Request:
From the entries below, gather each line containing the word "Search".

Extracted material:
────────
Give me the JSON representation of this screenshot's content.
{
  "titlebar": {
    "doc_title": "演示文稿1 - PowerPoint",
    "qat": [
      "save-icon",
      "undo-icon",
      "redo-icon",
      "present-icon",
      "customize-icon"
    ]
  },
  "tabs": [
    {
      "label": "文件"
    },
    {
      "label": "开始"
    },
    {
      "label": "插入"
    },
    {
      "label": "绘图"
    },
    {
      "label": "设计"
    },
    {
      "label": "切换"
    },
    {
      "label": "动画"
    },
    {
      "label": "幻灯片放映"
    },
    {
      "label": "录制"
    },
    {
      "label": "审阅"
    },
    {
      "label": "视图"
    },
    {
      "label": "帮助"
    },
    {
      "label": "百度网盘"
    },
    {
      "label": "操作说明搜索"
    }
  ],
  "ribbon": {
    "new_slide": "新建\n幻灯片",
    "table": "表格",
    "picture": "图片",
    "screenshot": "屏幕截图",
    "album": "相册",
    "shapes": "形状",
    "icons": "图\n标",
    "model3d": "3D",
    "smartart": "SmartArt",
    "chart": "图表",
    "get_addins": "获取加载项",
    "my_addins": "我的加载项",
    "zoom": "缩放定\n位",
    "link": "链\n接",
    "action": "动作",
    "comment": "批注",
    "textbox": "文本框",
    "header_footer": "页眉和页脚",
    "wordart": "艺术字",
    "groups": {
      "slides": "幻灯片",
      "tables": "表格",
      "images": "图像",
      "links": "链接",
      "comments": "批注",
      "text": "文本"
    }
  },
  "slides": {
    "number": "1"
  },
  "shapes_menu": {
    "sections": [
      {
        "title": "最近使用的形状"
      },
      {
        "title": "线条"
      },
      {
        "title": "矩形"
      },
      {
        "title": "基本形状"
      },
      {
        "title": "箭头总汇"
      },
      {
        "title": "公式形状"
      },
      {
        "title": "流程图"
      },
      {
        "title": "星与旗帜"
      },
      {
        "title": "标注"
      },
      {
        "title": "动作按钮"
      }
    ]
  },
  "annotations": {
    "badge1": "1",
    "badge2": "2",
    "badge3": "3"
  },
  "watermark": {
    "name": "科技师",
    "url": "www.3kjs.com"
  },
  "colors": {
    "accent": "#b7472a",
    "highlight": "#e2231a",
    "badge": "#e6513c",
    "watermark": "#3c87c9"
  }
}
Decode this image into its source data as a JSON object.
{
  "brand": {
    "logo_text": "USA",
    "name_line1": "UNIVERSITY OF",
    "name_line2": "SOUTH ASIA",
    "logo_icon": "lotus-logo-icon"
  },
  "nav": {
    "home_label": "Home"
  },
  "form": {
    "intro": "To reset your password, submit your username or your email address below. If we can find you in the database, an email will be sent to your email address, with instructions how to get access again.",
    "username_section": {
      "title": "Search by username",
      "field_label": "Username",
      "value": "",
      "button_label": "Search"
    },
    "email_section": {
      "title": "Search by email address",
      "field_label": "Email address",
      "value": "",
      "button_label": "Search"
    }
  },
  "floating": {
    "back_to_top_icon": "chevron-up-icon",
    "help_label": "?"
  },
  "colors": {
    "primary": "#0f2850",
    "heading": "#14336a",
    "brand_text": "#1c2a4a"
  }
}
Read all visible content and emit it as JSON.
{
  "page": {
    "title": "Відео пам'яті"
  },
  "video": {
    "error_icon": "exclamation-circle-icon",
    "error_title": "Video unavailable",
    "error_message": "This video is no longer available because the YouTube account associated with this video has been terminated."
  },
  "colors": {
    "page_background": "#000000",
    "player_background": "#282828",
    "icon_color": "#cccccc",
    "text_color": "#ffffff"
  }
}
────────
Task answer:
      "title": "Search by username",
      "button_label": "Search"
      "title": "Search by email address",
      "button_label": "Search"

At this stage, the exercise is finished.